Problem details
Write each line exactly, from the line that holds "What data populates" through the final line of the material, and no other line.

start Materials provided

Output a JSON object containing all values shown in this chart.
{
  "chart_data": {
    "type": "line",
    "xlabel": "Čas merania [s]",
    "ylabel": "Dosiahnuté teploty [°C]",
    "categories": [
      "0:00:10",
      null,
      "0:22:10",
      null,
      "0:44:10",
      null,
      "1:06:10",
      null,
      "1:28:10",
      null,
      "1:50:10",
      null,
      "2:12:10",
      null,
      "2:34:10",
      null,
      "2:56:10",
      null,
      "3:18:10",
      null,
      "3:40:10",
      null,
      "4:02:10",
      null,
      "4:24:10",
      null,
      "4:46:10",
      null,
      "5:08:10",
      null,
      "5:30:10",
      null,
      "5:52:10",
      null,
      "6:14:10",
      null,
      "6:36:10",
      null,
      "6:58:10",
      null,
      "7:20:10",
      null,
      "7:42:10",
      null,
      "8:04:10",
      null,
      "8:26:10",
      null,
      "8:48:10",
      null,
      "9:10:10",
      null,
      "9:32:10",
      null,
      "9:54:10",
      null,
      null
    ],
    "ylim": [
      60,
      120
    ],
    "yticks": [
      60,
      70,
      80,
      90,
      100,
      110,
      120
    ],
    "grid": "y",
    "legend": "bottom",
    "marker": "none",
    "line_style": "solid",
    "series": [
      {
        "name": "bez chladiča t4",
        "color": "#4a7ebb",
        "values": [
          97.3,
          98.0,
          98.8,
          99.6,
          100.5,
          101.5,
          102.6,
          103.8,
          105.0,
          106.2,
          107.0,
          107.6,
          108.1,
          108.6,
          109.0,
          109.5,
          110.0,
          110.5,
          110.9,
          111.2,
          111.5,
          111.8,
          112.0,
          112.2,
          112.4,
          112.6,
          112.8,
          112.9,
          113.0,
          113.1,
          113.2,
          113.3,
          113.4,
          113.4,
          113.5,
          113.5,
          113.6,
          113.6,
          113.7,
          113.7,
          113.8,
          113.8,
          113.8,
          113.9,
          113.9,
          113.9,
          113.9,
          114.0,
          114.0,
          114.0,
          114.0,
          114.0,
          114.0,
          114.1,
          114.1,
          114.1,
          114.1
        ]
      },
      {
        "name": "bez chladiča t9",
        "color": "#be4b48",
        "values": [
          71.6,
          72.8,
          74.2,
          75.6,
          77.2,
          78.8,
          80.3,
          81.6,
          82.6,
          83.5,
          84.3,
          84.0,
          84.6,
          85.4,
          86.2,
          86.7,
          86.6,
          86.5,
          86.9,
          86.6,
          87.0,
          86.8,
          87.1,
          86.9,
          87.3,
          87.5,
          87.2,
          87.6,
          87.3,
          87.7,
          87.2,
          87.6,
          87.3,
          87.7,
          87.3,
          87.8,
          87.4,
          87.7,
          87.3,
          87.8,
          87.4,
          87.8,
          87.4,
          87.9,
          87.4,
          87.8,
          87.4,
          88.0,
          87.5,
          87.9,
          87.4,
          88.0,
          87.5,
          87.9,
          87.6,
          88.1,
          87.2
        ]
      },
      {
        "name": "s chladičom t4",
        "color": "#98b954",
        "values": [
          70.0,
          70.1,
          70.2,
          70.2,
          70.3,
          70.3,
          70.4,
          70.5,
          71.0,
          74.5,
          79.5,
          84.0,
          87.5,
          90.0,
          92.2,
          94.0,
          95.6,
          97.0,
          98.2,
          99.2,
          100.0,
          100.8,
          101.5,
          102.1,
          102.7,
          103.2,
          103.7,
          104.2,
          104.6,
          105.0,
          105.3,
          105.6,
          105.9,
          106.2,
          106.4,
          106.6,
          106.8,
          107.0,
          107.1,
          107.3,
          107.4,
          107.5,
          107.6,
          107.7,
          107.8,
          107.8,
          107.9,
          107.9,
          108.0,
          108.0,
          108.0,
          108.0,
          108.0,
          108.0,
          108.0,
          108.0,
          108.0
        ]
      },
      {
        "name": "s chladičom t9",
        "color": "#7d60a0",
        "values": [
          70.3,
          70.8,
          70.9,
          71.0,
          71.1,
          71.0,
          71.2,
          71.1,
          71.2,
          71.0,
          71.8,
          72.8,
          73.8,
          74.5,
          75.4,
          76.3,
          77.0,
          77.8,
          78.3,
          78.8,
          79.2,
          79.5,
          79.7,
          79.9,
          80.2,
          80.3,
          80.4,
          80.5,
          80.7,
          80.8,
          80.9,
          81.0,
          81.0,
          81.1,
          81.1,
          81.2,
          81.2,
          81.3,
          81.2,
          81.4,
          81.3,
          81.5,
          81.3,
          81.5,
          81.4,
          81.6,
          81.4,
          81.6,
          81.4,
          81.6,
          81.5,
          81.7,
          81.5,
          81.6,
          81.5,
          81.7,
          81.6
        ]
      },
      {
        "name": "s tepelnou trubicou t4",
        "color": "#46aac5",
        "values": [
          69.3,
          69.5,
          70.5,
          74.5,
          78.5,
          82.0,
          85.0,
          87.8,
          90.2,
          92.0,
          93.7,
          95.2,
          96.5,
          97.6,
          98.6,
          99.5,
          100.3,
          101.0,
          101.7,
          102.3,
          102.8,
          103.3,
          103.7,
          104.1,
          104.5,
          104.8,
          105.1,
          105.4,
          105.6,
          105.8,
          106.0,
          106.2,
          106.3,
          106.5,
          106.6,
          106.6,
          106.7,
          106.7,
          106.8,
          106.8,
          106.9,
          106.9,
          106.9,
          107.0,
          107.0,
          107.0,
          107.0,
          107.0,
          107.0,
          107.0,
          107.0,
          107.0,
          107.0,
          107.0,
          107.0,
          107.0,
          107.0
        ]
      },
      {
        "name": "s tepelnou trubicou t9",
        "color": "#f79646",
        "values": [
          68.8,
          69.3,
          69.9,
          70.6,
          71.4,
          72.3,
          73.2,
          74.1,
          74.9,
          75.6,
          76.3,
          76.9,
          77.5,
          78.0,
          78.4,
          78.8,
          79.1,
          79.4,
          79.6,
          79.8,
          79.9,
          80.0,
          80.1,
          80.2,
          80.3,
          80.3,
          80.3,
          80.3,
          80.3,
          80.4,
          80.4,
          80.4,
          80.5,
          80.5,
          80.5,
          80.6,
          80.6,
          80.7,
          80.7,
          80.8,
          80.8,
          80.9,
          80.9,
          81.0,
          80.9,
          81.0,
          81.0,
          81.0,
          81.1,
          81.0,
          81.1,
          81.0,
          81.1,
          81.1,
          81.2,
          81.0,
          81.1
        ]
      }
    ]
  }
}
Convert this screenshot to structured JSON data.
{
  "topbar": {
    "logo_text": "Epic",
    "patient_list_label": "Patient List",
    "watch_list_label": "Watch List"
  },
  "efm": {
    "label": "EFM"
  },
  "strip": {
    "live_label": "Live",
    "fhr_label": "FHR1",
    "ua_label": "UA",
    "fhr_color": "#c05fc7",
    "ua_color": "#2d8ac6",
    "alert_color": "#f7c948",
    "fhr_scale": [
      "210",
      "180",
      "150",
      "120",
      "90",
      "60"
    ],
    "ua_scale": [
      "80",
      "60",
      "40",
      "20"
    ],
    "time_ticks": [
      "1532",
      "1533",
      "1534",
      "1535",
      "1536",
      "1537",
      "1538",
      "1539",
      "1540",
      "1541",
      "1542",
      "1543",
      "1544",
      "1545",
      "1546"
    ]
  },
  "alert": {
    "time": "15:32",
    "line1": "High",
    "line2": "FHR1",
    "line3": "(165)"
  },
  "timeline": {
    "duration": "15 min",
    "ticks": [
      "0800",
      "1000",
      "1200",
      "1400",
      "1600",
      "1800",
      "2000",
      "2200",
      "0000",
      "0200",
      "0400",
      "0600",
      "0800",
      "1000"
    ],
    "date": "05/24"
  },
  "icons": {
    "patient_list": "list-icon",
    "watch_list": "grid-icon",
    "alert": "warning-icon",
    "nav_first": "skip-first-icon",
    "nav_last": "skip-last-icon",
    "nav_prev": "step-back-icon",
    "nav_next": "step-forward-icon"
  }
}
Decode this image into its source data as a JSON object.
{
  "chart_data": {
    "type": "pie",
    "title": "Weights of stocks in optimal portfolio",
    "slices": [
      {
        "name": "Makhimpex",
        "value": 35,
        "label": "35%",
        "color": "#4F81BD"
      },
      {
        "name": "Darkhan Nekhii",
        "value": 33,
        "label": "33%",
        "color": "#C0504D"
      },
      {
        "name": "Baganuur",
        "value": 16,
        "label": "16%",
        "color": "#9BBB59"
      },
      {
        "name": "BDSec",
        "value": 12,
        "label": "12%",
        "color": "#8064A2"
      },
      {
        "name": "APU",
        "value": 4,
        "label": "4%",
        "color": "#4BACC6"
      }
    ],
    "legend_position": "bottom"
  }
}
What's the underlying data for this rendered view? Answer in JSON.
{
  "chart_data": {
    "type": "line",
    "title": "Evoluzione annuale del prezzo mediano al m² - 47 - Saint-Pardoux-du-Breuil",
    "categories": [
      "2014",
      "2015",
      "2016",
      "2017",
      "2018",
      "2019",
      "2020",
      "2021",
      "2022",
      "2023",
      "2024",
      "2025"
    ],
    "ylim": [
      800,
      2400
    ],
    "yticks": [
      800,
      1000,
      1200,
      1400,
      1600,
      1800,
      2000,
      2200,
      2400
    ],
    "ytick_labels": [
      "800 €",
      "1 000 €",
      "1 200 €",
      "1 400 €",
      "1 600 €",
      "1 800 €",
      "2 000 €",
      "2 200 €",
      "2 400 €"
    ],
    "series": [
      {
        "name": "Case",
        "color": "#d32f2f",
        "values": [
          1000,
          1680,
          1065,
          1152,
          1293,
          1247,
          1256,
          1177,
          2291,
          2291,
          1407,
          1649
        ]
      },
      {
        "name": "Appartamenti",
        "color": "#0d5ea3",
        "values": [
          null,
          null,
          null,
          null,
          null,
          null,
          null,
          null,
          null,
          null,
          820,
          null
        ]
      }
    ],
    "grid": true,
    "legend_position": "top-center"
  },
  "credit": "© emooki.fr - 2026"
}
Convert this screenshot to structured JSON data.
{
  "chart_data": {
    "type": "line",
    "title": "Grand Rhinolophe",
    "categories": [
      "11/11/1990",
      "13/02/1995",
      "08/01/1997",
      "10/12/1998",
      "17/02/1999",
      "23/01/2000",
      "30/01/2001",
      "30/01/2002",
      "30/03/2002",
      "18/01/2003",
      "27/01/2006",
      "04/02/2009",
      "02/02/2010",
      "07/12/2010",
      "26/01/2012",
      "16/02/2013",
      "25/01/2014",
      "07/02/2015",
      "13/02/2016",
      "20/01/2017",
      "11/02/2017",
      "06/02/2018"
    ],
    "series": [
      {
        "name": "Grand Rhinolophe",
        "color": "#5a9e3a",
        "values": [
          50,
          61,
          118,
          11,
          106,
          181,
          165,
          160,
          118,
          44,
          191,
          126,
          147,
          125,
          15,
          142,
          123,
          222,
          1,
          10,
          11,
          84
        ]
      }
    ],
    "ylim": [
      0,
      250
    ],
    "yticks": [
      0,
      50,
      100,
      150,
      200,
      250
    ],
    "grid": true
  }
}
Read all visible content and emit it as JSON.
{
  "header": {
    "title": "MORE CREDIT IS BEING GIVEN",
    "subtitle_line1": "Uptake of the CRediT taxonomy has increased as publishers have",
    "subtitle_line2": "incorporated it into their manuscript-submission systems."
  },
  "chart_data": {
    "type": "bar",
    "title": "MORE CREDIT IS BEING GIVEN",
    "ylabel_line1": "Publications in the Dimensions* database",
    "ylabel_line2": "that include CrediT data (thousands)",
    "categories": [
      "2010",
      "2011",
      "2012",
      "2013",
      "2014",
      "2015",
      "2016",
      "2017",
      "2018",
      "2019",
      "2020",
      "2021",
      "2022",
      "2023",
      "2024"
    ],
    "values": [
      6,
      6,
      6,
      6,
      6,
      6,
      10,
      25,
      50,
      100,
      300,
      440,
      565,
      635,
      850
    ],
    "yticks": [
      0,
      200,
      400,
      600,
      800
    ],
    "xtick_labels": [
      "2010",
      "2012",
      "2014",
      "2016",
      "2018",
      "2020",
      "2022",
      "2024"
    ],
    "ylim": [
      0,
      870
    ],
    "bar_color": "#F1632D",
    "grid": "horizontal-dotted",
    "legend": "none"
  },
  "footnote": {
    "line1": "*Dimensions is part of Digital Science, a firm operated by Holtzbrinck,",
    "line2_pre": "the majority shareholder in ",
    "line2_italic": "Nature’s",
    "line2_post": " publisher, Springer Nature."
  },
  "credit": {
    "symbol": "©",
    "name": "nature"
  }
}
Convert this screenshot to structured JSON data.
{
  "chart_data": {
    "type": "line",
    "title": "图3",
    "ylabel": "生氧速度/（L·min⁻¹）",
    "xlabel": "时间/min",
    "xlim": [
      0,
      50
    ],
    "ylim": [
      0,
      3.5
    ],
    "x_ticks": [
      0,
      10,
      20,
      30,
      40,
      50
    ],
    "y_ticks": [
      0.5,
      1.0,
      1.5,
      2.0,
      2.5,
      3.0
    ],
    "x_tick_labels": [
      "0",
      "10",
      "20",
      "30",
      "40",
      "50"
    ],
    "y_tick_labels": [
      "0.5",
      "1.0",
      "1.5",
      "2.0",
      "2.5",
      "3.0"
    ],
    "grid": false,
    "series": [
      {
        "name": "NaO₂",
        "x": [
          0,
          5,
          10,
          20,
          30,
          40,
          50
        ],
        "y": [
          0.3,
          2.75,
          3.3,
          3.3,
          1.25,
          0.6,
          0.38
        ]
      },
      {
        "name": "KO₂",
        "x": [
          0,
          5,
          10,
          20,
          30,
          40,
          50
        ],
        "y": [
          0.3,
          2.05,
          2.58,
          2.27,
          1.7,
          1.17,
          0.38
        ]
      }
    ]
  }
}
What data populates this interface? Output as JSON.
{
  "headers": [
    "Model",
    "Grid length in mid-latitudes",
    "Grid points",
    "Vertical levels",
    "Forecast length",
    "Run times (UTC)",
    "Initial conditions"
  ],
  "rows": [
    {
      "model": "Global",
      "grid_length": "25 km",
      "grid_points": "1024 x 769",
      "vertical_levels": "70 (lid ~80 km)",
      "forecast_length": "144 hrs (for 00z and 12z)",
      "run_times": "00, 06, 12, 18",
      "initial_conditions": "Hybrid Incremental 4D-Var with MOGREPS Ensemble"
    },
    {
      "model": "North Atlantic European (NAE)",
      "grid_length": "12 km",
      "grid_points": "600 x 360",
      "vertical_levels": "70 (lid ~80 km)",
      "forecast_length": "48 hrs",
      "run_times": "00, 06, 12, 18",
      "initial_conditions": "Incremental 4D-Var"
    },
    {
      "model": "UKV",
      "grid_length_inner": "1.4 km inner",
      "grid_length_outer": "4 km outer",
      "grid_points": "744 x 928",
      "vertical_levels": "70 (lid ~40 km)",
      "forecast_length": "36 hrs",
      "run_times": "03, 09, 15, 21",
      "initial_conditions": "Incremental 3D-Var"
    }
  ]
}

end Materials provided

Answer to the task
What data populates this interface? Output as JSON.
{
  "headers": [
    "Model",
    "Grid length in mid-latitudes",
    "Grid points",
    "Vertical levels",
    "Forecast length",
    "Run times (UTC)",
    "Initial conditions"
  ],
  "rows": [
    {
      "model": "Global",
      "grid_length": "25 km",
      "grid_points": "1024 x 769",
      "vertical_levels": "70 (lid ~80 km)",
      "forecast_length": "144 hrs (for 00z and 12z)",
      "run_times": "00, 06, 12, 18",
      "initial_conditions": "Hybrid Incremental 4D-Var with MOGREPS Ensemble"
    },
    {
      "model": "North Atlantic European (NAE)",
      "grid_length": "12 km",
      "grid_points": "600 x 360",
      "vertical_levels": "70 (lid ~80 km)",
      "forecast_length": "48 hrs",
      "run_times": "00, 06, 12, 18",
      "initial_conditions": "Incremental 4D-Var"
    },
    {
      "model": "UKV",
      "grid_length_inner": "1.4 km inner",
      "grid_length_outer": "4 km outer",
      "grid_points": "744 x 928",
      "vertical_levels": "70 (lid ~40 km)",
      "forecast_length": "36 hrs",
      "run_times": "03, 09, 15, 21",
      "initial_conditions": "Incremental 3D-Var"
    }
  ]
}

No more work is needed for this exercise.